-------- Items --------
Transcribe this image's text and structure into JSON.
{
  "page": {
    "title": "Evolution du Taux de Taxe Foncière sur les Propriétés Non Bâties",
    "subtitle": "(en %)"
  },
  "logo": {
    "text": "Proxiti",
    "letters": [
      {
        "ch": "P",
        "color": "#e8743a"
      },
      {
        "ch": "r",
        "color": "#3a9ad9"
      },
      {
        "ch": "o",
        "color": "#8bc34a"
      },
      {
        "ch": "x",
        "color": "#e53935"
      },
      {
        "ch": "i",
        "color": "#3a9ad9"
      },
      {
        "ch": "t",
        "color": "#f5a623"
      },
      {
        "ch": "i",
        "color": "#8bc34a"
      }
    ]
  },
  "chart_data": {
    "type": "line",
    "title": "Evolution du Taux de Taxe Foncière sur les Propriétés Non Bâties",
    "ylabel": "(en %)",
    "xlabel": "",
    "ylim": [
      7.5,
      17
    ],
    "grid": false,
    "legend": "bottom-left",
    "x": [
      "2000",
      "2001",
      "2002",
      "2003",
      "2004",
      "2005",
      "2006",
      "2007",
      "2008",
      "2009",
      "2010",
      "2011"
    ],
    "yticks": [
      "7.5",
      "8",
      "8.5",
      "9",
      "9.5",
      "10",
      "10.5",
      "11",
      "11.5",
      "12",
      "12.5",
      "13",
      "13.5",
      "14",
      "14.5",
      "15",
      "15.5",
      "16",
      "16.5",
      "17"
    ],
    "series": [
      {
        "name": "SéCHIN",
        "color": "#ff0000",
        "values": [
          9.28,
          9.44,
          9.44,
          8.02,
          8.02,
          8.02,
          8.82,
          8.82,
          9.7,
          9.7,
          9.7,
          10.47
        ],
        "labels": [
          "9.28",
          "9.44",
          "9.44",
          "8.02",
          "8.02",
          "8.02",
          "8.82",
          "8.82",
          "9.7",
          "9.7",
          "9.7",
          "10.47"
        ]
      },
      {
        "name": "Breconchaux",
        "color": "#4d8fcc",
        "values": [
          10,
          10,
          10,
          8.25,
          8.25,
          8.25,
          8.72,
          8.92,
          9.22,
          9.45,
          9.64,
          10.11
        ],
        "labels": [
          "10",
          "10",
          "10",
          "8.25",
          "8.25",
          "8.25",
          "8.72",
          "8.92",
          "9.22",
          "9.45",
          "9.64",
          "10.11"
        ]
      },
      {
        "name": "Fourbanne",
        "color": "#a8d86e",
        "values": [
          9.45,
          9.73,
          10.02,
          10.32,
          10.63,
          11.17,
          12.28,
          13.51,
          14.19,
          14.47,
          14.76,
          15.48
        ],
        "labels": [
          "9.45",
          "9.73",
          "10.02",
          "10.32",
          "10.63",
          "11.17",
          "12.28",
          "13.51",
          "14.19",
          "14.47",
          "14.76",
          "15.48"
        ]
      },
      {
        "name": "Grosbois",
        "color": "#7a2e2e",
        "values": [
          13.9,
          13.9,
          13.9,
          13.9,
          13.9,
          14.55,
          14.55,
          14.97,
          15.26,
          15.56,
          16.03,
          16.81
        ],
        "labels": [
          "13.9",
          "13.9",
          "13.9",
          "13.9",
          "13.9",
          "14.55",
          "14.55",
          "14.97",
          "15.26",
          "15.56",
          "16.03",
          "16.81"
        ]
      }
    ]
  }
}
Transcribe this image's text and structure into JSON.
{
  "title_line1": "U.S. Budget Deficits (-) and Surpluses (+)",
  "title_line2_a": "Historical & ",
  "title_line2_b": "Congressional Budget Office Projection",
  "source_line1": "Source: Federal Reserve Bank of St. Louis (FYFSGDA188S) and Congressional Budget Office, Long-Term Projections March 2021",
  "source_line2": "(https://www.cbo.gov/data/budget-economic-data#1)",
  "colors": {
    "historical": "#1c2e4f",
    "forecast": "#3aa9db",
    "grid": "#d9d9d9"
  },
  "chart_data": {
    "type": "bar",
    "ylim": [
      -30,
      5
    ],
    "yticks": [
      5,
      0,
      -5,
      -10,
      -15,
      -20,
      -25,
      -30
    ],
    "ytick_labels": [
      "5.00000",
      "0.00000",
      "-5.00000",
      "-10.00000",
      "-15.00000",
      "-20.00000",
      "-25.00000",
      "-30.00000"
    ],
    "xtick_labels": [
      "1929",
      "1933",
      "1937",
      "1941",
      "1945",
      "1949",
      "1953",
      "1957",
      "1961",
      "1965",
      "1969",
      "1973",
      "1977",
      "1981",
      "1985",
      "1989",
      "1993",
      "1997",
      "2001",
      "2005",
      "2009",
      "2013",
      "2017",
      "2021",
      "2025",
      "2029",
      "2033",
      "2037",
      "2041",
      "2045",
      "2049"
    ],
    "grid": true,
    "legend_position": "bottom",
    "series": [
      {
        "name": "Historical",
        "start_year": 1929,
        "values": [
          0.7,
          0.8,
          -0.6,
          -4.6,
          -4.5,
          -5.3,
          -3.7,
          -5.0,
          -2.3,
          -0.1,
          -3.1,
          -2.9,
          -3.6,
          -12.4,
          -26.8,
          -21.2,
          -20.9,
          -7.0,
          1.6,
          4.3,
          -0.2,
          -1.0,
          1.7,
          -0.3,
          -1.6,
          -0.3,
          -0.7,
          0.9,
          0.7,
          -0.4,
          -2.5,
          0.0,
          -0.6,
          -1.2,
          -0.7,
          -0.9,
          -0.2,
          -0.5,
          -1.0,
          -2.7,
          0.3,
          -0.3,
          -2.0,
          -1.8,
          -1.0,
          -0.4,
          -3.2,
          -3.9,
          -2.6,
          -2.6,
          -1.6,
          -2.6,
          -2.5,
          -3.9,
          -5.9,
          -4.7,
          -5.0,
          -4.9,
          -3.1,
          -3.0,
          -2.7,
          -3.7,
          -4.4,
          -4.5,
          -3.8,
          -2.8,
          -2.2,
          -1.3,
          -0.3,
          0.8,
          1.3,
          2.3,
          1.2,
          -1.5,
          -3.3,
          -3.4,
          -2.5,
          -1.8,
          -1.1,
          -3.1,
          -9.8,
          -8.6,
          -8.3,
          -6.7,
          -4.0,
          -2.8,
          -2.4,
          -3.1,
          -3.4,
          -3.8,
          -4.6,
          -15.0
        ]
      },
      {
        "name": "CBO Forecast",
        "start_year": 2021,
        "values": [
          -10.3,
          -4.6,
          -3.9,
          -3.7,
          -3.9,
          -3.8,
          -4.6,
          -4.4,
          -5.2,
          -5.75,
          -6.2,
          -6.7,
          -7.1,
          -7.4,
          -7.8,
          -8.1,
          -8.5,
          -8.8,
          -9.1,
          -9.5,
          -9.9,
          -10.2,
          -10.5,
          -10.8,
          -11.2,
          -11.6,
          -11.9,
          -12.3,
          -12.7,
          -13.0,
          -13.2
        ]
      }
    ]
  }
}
--------
__Exercise__. Write every record out again, unaltered.

__Finished exercise__.
Transcribe this image's text and structure into JSON.
{
  "page": {
    "title": "Evolution du Taux de Taxe Foncière sur les Propriétés Non Bâties",
    "subtitle": "(en %)"
  },
  "logo": {
    "text": "Proxiti",
    "letters": [
      {
        "ch": "P",
        "color": "#e8743a"
      },
      {
        "ch": "r",
        "color": "#3a9ad9"
      },
      {
        "ch": "o",
        "color": "#8bc34a"
      },
      {
        "ch": "x",
        "color": "#e53935"
      },
      {
        "ch": "i",
        "color": "#3a9ad9"
      },
      {
        "ch": "t",
        "color": "#f5a623"
      },
      {
        "ch": "i",
        "color": "#8bc34a"
      }
    ]
  },
  "chart_data": {
    "type": "line",
    "title": "Evolution du Taux de Taxe Foncière sur les Propriétés Non Bâties",
    "ylabel": "(en %)",
    "xlabel": "",
    "ylim": [
      7.5,
      17
    ],
    "grid": false,
    "legend": "bottom-left",
    "x": [
      "2000",
      "2001",
      "2002",
      "2003",
      "2004",
      "2005",
      "2006",
      "2007",
      "2008",
      "2009",
      "2010",
      "2011"
    ],
    "yticks": [
      "7.5",
      "8",
      "8.5",
      "9",
      "9.5",
      "10",
      "10.5",
      "11",
      "11.5",
      "12",
      "12.5",
      "13",
      "13.5",
      "14",
      "14.5",
      "15",
      "15.5",
      "16",
      "16.5",
      "17"
    ],
    "series": [
      {
        "name": "SéCHIN",
        "color": "#ff0000",
        "values": [
          9.28,
          9.44,
          9.44,
          8.02,
          8.02,
          8.02,
          8.82,
          8.82,
          9.7,
          9.7,
          9.7,
          10.47
        ],
        "labels": [
          "9.28",
          "9.44",
          "9.44",
          "8.02",
          "8.02",
          "8.02",
          "8.82",
          "8.82",
          "9.7",
          "9.7",
          "9.7",
          "10.47"
        ]
      },
      {
        "name": "Breconchaux",
        "color": "#4d8fcc",
        "values": [
          10,
          10,
          10,
          8.25,
          8.25,
          8.25,
          8.72,
          8.92,
          9.22,
          9.45,
          9.64,
          10.11
        ],
        "labels": [
          "10",
          "10",
          "10",
          "8.25",
          "8.25",
          "8.25",
          "8.72",
          "8.92",
          "9.22",
          "9.45",
          "9.64",
          "10.11"
        ]
      },
      {
        "name": "Fourbanne",
        "color": "#a8d86e",
        "values": [
          9.45,
          9.73,
          10.02,
          10.32,
          10.63,
          11.17,
          12.28,
          13.51,
          14.19,
          14.47,
          14.76,
          15.48
        ],
        "labels": [
          "9.45",
          "9.73",
          "10.02",
          "10.32",
          "10.63",
          "11.17",
          "12.28",
          "13.51",
          "14.19",
          "14.47",
          "14.76",
          "15.48"
        ]
      },
      {
        "name": "Grosbois",
        "color": "#7a2e2e",
        "values": [
          13.9,
          13.9,
          13.9,
          13.9,
          13.9,
          14.55,
          14.55,
          14.97,
          15.26,
          15.56,
          16.03,
          16.81
        ],
        "labels": [
          "13.9",
          "13.9",
          "13.9",
          "13.9",
          "13.9",
          "14.55",
          "14.55",
          "14.97",
          "15.26",
          "15.56",
          "16.03",
          "16.81"
        ]
      }
    ]
  }
}
Transcribe this image's text and structure into JSON.
{
  "title_line1": "U.S. Budget Deficits (-) and Surpluses (+)",
  "title_line2_a": "Historical & ",
  "title_line2_b": "Congressional Budget Office Projection",
  "source_line1": "Source: Federal Reserve Bank of St. Louis (FYFSGDA188S) and Congressional Budget Office, Long-Term Projections March 2021",
  "source_line2": "(https://www.cbo.gov/data/budget-economic-data#1)",
  "colors": {
    "historical": "#1c2e4f",
    "forecast": "#3aa9db",
    "grid": "#d9d9d9"
  },
  "chart_data": {
    "type": "bar",
    "ylim": [
      -30,
      5
    ],
    "yticks": [
      5,
      0,
      -5,
      -10,
      -15,
      -20,
      -25,
      -30
    ],
    "ytick_labels": [
      "5.00000",
      "0.00000",
      "-5.00000",
      "-10.00000",
      "-15.00000",
      "-20.00000",
      "-25.00000",
      "-30.00000"
    ],
    "xtick_labels": [
      "1929",
      "1933",
      "1937",
      "1941",
      "1945",
      "1949",
      "1953",
      "1957",
      "1961",
      "1965",
      "1969",
      "1973",
      "1977",
      "1981",
      "1985",
      "1989",
      "1993",
      "1997",
      "2001",
      "2005",
      "2009",
      "2013",
      "2017",
      "2021",
      "2025",
      "2029",
      "2033",
      "2037",
      "2041",
      "2045",
      "2049"
    ],
    "grid": true,
    "legend_position": "bottom",
    "series": [
      {
        "name": "Historical",
        "start_year": 1929,
        "values": [
          0.7,
          0.8,
          -0.6,
          -4.6,
          -4.5,
          -5.3,
          -3.7,
          -5.0,
          -2.3,
          -0.1,
          -3.1,
          -2.9,
          -3.6,
          -12.4,
          -26.8,
          -21.2,
          -20.9,
          -7.0,
          1.6,
          4.3,
          -0.2,
          -1.0,
          1.7,
          -0.3,
          -1.6,
          -0.3,
          -0.7,
          0.9,
          0.7,
          -0.4,
          -2.5,
          0.0,
          -0.6,
          -1.2,
          -0.7,
          -0.9,
          -0.2,
          -0.5,
          -1.0,
          -2.7,
          0.3,
          -0.3,
          -2.0,
          -1.8,
          -1.0,
          -0.4,
          -3.2,
          -3.9,
          -2.6,
          -2.6,
          -1.6,
          -2.6,
          -2.5,
          -3.9,
          -5.9,
          -4.7,
          -5.0,
          -4.9,
          -3.1,
          -3.0,
          -2.7,
          -3.7,
          -4.4,
          -4.5,
          -3.8,
          -2.8,
          -2.2,
          -1.3,
          -0.3,
          0.8,
          1.3,
          2.3,
          1.2,
          -1.5,
          -3.3,
          -3.4,
          -2.5,
          -1.8,
          -1.1,
          -3.1,
          -9.8,
          -8.6,
          -8.3,
          -6.7,
          -4.0,
          -2.8,
          -2.4,
          -3.1,
          -3.4,
          -3.8,
          -4.6,
          -15.0
        ]
      },
      {
        "name": "CBO Forecast",
        "start_year": 2021,
        "values": [
          -10.3,
          -4.6,
          -3.9,
          -3.7,
          -3.9,
          -3.8,
          -4.6,
          -4.4,
          -5.2,
          -5.75,
          -6.2,
          -6.7,
          -7.1,
          -7.4,
          -7.8,
          -8.1,
          -8.5,
          -8.8,
          -9.1,
          -9.5,
          -9.9,
          -10.2,
          -10.5,
          -10.8,
          -11.2,
          -11.6,
          -11.9,
          -12.3,
          -12.7,
          -13.0,
          -13.2
        ]
      }
    ]
  }
}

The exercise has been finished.